⟨

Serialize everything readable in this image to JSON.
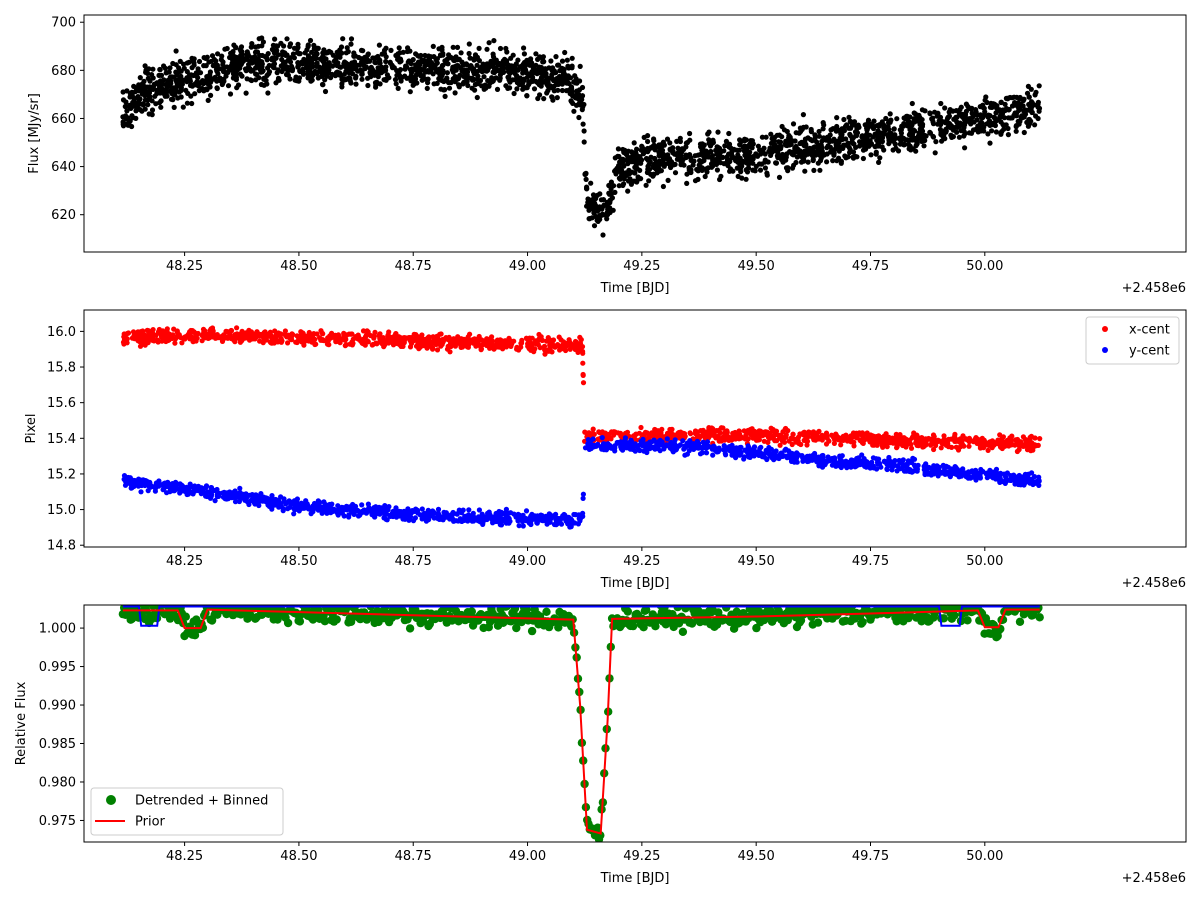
{
  "chart_data": [
    {
      "type": "scatter",
      "title": "",
      "xlabel": "Time [BJD]",
      "ylabel": "Flux [MJy/sr]",
      "x_offset_label": "+2.458e6",
      "xlim": [
        48.03,
        50.44
      ],
      "ylim": [
        604.5,
        703
      ],
      "x_ticks": [
        48.25,
        48.5,
        48.75,
        49.0,
        49.25,
        49.5,
        49.75,
        50.0
      ],
      "x_tick_labels": [
        "48.25",
        "48.50",
        "48.75",
        "49.00",
        "49.25",
        "49.50",
        "49.75",
        "50.00"
      ],
      "y_ticks": [
        620,
        640,
        660,
        680,
        700
      ],
      "y_tick_labels": [
        "620",
        "640",
        "660",
        "680",
        "700"
      ],
      "series": [
        {
          "color": "#000000",
          "band_center": [
            [
              48.115,
              663
            ],
            [
              48.15,
              670
            ],
            [
              48.25,
              676
            ],
            [
              48.4,
              683
            ],
            [
              48.5,
              683
            ],
            [
              48.75,
              681
            ],
            [
              49.0,
              679
            ],
            [
              49.09,
              677
            ],
            [
              49.12,
              668
            ],
            [
              49.13,
              625
            ],
            [
              49.17,
              620
            ],
            [
              49.2,
              640
            ],
            [
              49.25,
              643
            ],
            [
              49.5,
              645
            ],
            [
              49.75,
              652
            ],
            [
              50.0,
              660
            ],
            [
              50.12,
              664
            ]
          ],
          "band_halfwidth": 10
        }
      ]
    },
    {
      "type": "scatter",
      "title": "",
      "xlabel": "Time [BJD]",
      "ylabel": "Pixel",
      "x_offset_label": "+2.458e6",
      "xlim": [
        48.03,
        50.44
      ],
      "ylim": [
        14.79,
        16.12
      ],
      "x_ticks": [
        48.25,
        48.5,
        48.75,
        49.0,
        49.25,
        49.5,
        49.75,
        50.0
      ],
      "x_tick_labels": [
        "48.25",
        "48.50",
        "48.75",
        "49.00",
        "49.25",
        "49.50",
        "49.75",
        "50.00"
      ],
      "y_ticks": [
        14.8,
        15.0,
        15.2,
        15.4,
        15.6,
        15.8,
        16.0
      ],
      "y_tick_labels": [
        "14.8",
        "15.0",
        "15.2",
        "15.4",
        "15.6",
        "15.8",
        "16.0"
      ],
      "legend_position": "top-right",
      "series": [
        {
          "name": "x-cent",
          "color": "#ff0000",
          "band_center": [
            [
              48.115,
              15.96
            ],
            [
              48.3,
              15.98
            ],
            [
              48.75,
              15.95
            ],
            [
              49.12,
              15.92
            ],
            [
              49.125,
              15.41
            ],
            [
              49.5,
              15.42
            ],
            [
              49.75,
              15.39
            ],
            [
              50.12,
              15.37
            ]
          ],
          "band_halfwidth": 0.045
        },
        {
          "name": "y-cent",
          "color": "#0000ff",
          "band_center": [
            [
              48.115,
              15.16
            ],
            [
              48.25,
              15.12
            ],
            [
              48.5,
              15.02
            ],
            [
              48.75,
              14.97
            ],
            [
              49.12,
              14.94
            ],
            [
              49.125,
              15.36
            ],
            [
              49.35,
              15.36
            ],
            [
              49.6,
              15.29
            ],
            [
              49.8,
              15.25
            ],
            [
              50.12,
              15.16
            ]
          ],
          "band_halfwidth": 0.04
        }
      ]
    },
    {
      "type": "line",
      "title": "",
      "xlabel": "Time [BJD]",
      "ylabel": "Relative Flux",
      "x_offset_label": "+2.458e6",
      "xlim": [
        48.03,
        50.44
      ],
      "ylim": [
        0.9722,
        1.003
      ],
      "x_ticks": [
        48.25,
        48.5,
        48.75,
        49.0,
        49.25,
        49.5,
        49.75,
        50.0
      ],
      "x_tick_labels": [
        "48.25",
        "48.50",
        "48.75",
        "49.00",
        "49.25",
        "49.50",
        "49.75",
        "50.00"
      ],
      "y_ticks": [
        0.975,
        0.98,
        0.985,
        0.99,
        0.995,
        1.0
      ],
      "y_tick_labels": [
        "0.975",
        "0.980",
        "0.985",
        "0.990",
        "0.995",
        "1.000"
      ],
      "legend_position": "lower-left",
      "series": [
        {
          "name": "Detrended + Binned",
          "color": "#008000",
          "marker": "circle"
        },
        {
          "name": "Prior",
          "color": "#ff0000",
          "values": [
            [
              48.115,
              1.0023
            ],
            [
              48.235,
              1.0023
            ],
            [
              48.25,
              1.0
            ],
            [
              48.285,
              1.0
            ],
            [
              48.3,
              1.0024
            ],
            [
              49.1,
              1.0011
            ],
            [
              49.115,
              0.99
            ],
            [
              49.13,
              0.9738
            ],
            [
              49.16,
              0.9733
            ],
            [
              49.175,
              0.988
            ],
            [
              49.185,
              1.0012
            ],
            [
              49.5,
              1.0015
            ],
            [
              49.75,
              1.0019
            ],
            [
              49.985,
              1.0023
            ],
            [
              50.0,
              1.0001
            ],
            [
              50.03,
              1.0001
            ],
            [
              50.045,
              1.0024
            ],
            [
              50.12,
              1.0024
            ]
          ]
        },
        {
          "color": "#0000ff",
          "values": [
            [
              48.115,
              1.0028
            ],
            [
              48.15,
              1.0028
            ],
            [
              48.155,
              1.0003
            ],
            [
              48.19,
              1.0003
            ],
            [
              48.195,
              1.0028
            ],
            [
              49.9,
              1.0028
            ],
            [
              49.905,
              1.0003
            ],
            [
              49.945,
              1.0003
            ],
            [
              49.95,
              1.0028
            ],
            [
              50.12,
              1.0028
            ]
          ]
        }
      ]
    }
  ]
}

⟩

(Exercise brief):
Exact duplication of all the records is required; pictures are omitted from the copy.

(Written response):
Serialize everything readable in this image to JSON.
{
  "chart_data": [
    {
      "type": "scatter",
      "title": "",
      "xlabel": "Time [BJD]",
      "ylabel": "Flux [MJy/sr]",
      "x_offset_label": "+2.458e6",
      "xlim": [
        48.03,
        50.44
      ],
      "ylim": [
        604.5,
        703
      ],
      "x_ticks": [
        48.25,
        48.5,
        48.75,
        49.0,
        49.25,
        49.5,
        49.75,
        50.0
      ],
      "x_tick_labels": [
        "48.25",
        "48.50",
        "48.75",
        "49.00",
        "49.25",
        "49.50",
        "49.75",
        "50.00"
      ],
      "y_ticks": [
        620,
        640,
        660,
        680,
        700
      ],
      "y_tick_labels": [
        "620",
        "640",
        "660",
        "680",
        "700"
      ],
      "series": [
        {
          "color": "#000000",
          "band_center": [
            [
              48.115,
              663
            ],
            [
              48.15,
              670
            ],
            [
              48.25,
              676
            ],
            [
              48.4,
              683
            ],
            [
              48.5,
              683
            ],
            [
              48.75,
              681
            ],
            [
              49.0,
              679
            ],
            [
              49.09,
              677
            ],
            [
              49.12,
              668
            ],
            [
              49.13,
              625
            ],
            [
              49.17,
              620
            ],
            [
              49.2,
              640
            ],
            [
              49.25,
              643
            ],
            [
              49.5,
              645
            ],
            [
              49.75,
              652
            ],
            [
              50.0,
              660
            ],
            [
              50.12,
              664
            ]
          ],
          "band_halfwidth": 10
        }
      ]
    },
    {
      "type": "scatter",
      "title": "",
      "xlabel": "Time [BJD]",
      "ylabel": "Pixel",
      "x_offset_label": "+2.458e6",
      "xlim": [
        48.03,
        50.44
      ],
      "ylim": [
        14.79,
        16.12
      ],
      "x_ticks": [
        48.25,
        48.5,
        48.75,
        49.0,
        49.25,
        49.5,
        49.75,
        50.0
      ],
      "x_tick_labels": [
        "48.25",
        "48.50",
        "48.75",
        "49.00",
        "49.25",
        "49.50",
        "49.75",
        "50.00"
      ],
      "y_ticks": [
        14.8,
        15.0,
        15.2,
        15.4,
        15.6,
        15.8,
        16.0
      ],
      "y_tick_labels": [
        "14.8",
        "15.0",
        "15.2",
        "15.4",
        "15.6",
        "15.8",
        "16.0"
      ],
      "legend_position": "top-right",
      "series": [
        {
          "name": "x-cent",
          "color": "#ff0000",
          "band_center": [
            [
              48.115,
              15.96
            ],
            [
              48.3,
              15.98
            ],
            [
              48.75,
              15.95
            ],
            [
              49.12,
              15.92
            ],
            [
              49.125,
              15.41
            ],
            [
              49.5,
              15.42
            ],
            [
              49.75,
              15.39
            ],
            [
              50.12,
              15.37
            ]
          ],
          "band_halfwidth": 0.045
        },
        {
          "name": "y-cent",
          "color": "#0000ff",
          "band_center": [
            [
              48.115,
              15.16
            ],
            [
              48.25,
              15.12
            ],
            [
              48.5,
              15.02
            ],
            [
              48.75,
              14.97
            ],
            [
              49.12,
              14.94
            ],
            [
              49.125,
              15.36
            ],
            [
              49.35,
              15.36
            ],
            [
              49.6,
              15.29
            ],
            [
              49.8,
              15.25
            ],
            [
              50.12,
              15.16
            ]
          ],
          "band_halfwidth": 0.04
        }
      ]
    },
    {
      "type": "line",
      "title": "",
      "xlabel": "Time [BJD]",
      "ylabel": "Relative Flux",
      "x_offset_label": "+2.458e6",
      "xlim": [
        48.03,
        50.44
      ],
      "ylim": [
        0.9722,
        1.003
      ],
      "x_ticks": [
        48.25,
        48.5,
        48.75,
        49.0,
        49.25,
        49.5,
        49.75,
        50.0
      ],
      "x_tick_labels": [
        "48.25",
        "48.50",
        "48.75",
        "49.00",
        "49.25",
        "49.50",
        "49.75",
        "50.00"
      ],
      "y_ticks": [
        0.975,
        0.98,
        0.985,
        0.99,
        0.995,
        1.0
      ],
      "y_tick_labels": [
        "0.975",
        "0.980",
        "0.985",
        "0.990",
        "0.995",
        "1.000"
      ],
      "legend_position": "lower-left",
      "series": [
        {
          "name": "Detrended + Binned",
          "color": "#008000",
          "marker": "circle"
        },
        {
          "name": "Prior",
          "color": "#ff0000",
          "values": [
            [
              48.115,
              1.0023
            ],
            [
              48.235,
              1.0023
            ],
            [
              48.25,
              1.0
            ],
            [
              48.285,
              1.0
            ],
            [
              48.3,
              1.0024
            ],
            [
              49.1,
              1.0011
            ],
            [
              49.115,
              0.99
            ],
            [
              49.13,
              0.9738
            ],
            [
              49.16,
              0.9733
            ],
            [
              49.175,
              0.988
            ],
            [
              49.185,
              1.0012
            ],
            [
              49.5,
              1.0015
            ],
            [
              49.75,
              1.0019
            ],
            [
              49.985,
              1.0023
            ],
            [
              50.0,
              1.0001
            ],
            [
              50.03,
              1.0001
            ],
            [
              50.045,
              1.0024
            ],
            [
              50.12,
              1.0024
            ]
          ]
        },
        {
          "color": "#0000ff",
          "values": [
            [
              48.115,
              1.0028
            ],
            [
              48.15,
              1.0028
            ],
            [
              48.155,
              1.0003
            ],
            [
              48.19,
              1.0003
            ],
            [
              48.195,
              1.0028
            ],
            [
              49.9,
              1.0028
            ],
            [
              49.905,
              1.0003
            ],
            [
              49.945,
              1.0003
            ],
            [
              49.95,
              1.0028
            ],
            [
              50.12,
              1.0028
            ]
          ]
        }
      ]
    }
  ]
}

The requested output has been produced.